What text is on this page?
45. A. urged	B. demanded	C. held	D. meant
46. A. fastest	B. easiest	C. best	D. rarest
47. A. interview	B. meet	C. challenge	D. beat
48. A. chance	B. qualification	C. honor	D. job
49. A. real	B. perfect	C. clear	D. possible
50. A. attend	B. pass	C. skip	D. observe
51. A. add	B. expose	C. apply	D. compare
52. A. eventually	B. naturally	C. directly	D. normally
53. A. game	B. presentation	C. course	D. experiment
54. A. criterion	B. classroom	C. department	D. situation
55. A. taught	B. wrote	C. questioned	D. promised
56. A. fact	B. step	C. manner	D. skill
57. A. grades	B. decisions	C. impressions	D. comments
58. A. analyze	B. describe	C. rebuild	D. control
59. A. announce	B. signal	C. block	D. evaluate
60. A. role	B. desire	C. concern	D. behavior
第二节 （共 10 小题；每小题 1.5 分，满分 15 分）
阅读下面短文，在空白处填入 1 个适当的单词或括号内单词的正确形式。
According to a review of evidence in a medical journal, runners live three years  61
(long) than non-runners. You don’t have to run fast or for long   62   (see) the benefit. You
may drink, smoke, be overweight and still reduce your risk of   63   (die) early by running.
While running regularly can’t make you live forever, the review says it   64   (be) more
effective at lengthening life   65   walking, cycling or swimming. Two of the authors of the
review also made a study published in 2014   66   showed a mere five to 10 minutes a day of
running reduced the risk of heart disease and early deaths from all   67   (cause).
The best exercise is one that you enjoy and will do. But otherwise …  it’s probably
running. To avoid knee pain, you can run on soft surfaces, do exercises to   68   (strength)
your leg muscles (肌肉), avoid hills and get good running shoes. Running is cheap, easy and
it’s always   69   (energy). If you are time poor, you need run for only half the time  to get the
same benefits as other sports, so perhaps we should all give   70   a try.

################

Pull out every line above that holds the word "runners".

Result of this exercise:
According to a review of evidence in a medical journal, runners live three years  61
(long) than non-runners. You don’t have to run fast or for long   62   (see) the benefit. You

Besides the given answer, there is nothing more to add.